Challenge - Reproduce each line bearing the word "CMAF".

Stored data entries -
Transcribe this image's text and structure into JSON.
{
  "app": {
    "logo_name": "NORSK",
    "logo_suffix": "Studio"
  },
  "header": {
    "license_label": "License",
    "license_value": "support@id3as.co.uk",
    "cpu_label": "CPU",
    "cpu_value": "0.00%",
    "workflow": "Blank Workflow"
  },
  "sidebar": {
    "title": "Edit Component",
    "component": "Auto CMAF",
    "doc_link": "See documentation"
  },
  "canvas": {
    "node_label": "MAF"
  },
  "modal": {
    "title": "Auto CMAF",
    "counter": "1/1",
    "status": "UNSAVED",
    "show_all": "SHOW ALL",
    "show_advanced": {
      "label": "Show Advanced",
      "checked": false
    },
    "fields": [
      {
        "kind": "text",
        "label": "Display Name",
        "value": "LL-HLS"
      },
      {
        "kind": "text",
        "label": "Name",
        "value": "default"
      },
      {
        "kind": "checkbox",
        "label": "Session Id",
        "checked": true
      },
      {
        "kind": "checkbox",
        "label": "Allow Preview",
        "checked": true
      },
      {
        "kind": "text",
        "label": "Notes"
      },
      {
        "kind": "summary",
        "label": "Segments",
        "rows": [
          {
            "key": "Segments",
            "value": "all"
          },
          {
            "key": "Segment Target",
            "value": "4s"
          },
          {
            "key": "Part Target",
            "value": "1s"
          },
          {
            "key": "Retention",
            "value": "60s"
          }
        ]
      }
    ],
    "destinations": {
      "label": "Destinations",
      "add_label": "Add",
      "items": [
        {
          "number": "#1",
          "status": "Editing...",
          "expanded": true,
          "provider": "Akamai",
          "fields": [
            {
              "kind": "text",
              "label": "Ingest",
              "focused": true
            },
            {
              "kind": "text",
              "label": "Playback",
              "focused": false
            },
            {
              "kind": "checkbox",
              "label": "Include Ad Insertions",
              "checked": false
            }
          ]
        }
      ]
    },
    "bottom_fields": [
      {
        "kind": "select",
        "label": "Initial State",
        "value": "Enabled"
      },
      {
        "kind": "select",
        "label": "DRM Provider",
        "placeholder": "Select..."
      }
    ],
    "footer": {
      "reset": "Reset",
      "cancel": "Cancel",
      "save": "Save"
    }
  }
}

Full answer -
    "component": "Auto CMAF",
    "title": "Auto CMAF",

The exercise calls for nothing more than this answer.